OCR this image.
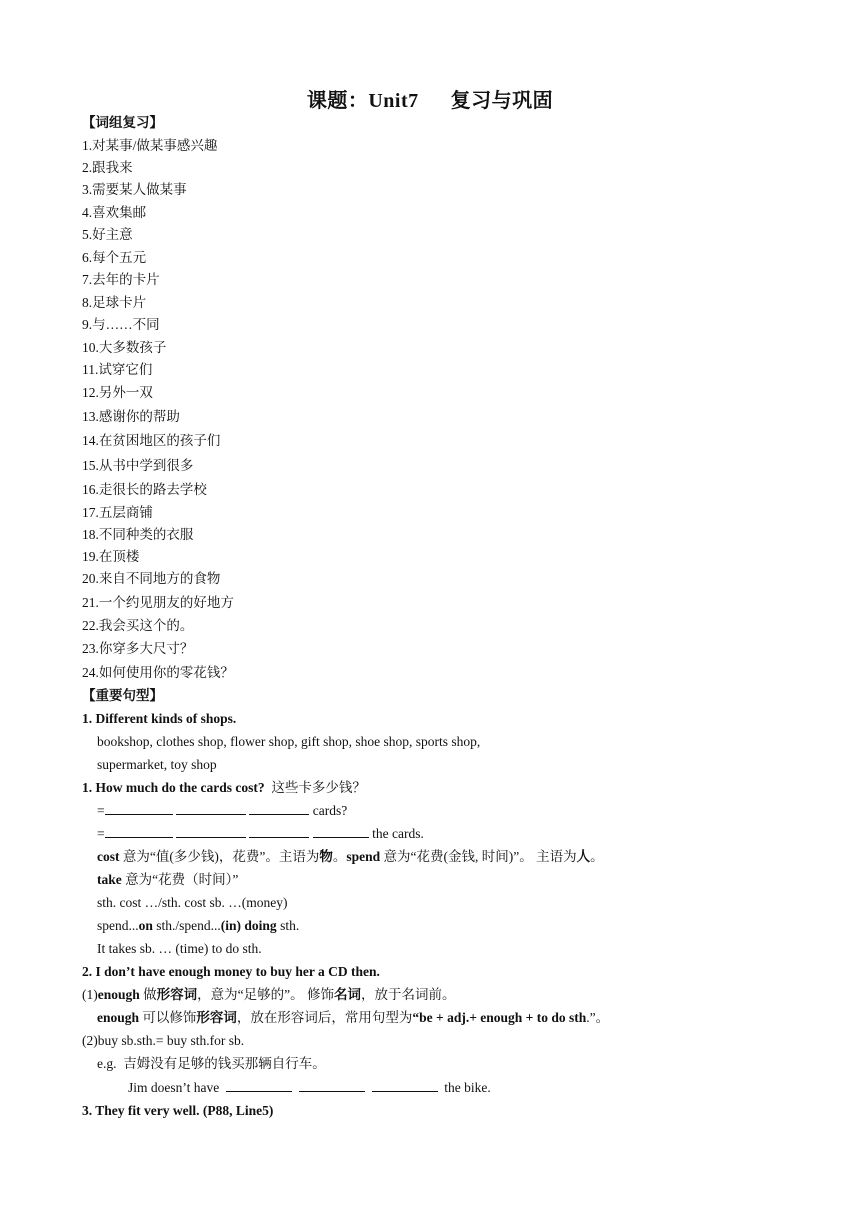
课题：Unit7 复习与巩固
【词组复习】
1.对某事/做某事感兴趣
2.跟我来
3.需要某人做某事
4.喜欢集邮
5.好主意
6.每个五元
7.去年的卡片
8.足球卡片
9.与……不同
10.大多数孩子
11.试穿它们
12.另外一双
13.感谢你的帮助
14.在贫困地区的孩子们
15.从书中学到很多
16.走很长的路去学校
17.五层商铺
18.不同种类的衣服
19.在顶楼
20.来自不同地方的食物
21.一个约见朋友的好地方
22.我会买这个的。
23.你穿多大尺寸？
24.如何使用你的零花钱？
【重要句型】
1. Different kinds of shops.
bookshop, clothes shop, flower shop, gift shop, shoe shop, sports shop,
supermarket, toy shop
1. How much do the cards cost? 这些卡多少钱？
=	cards?
=	the cards.
cost 意为“值(多少钱)，花费”。主语为物。spend 意为“花费(金钱, 时间)”。 主语为人。
take 意为“花费（时间）”
sth. cost …/sth. cost sb. …(money)
spend...on sth./spend...(in) doing sth.
It takes sb. … (time) to do sth.
2. I don’t have enough money to buy her a CD then.
(1)enough 做形容词，意为“足够的”。 修饰名词，放于名词前。
enough 可以修饰形容词，放在形容词后，常用句型为“be + adj.+ enough + to do sth.”。
(2)buy sb.sth.= buy sth.for sb.
e.g. 吉姆没有足够的钱买那辆自行车。
Jim doesn’t have	the bike.
3. They fit very well. (P88, Line5)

_Description of the task_. Pictures excluded, quote all the data above exactly.

_Task result_.
OCR this image.
课题：Unit7 复习与巩固
【词组复习】
1.对某事/做某事感兴趣
2.跟我来
3.需要某人做某事
4.喜欢集邮
5.好主意
6.每个五元
7.去年的卡片
8.足球卡片
9.与……不同
10.大多数孩子
11.试穿它们
12.另外一双
13.感谢你的帮助
14.在贫困地区的孩子们
15.从书中学到很多
16.走很长的路去学校
17.五层商铺
18.不同种类的衣服
19.在顶楼
20.来自不同地方的食物
21.一个约见朋友的好地方
22.我会买这个的。
23.你穿多大尺寸？
24.如何使用你的零花钱？
【重要句型】
1. Different kinds of shops.
bookshop, clothes shop, flower shop, gift shop, shoe shop, sports shop,
supermarket, toy shop
1. How much do the cards cost? 这些卡多少钱？
=	cards?
=	the cards.
cost 意为“值(多少钱)，花费”。主语为物。spend 意为“花费(金钱, 时间)”。 主语为人。
take 意为“花费（时间）”
sth. cost …/sth. cost sb. …(money)
spend...on sth./spend...(in) doing sth.
It takes sb. … (time) to do sth.
2. I don’t have enough money to buy her a CD then.
(1)enough 做形容词，意为“足够的”。 修饰名词，放于名词前。
enough 可以修饰形容词，放在形容词后，常用句型为“be + adj.+ enough + to do sth.”。
(2)buy sb.sth.= buy sth.for sb.
e.g. 吉姆没有足够的钱买那辆自行车。
Jim doesn’t have	the bike.
3. They fit very well. (P88, Line5)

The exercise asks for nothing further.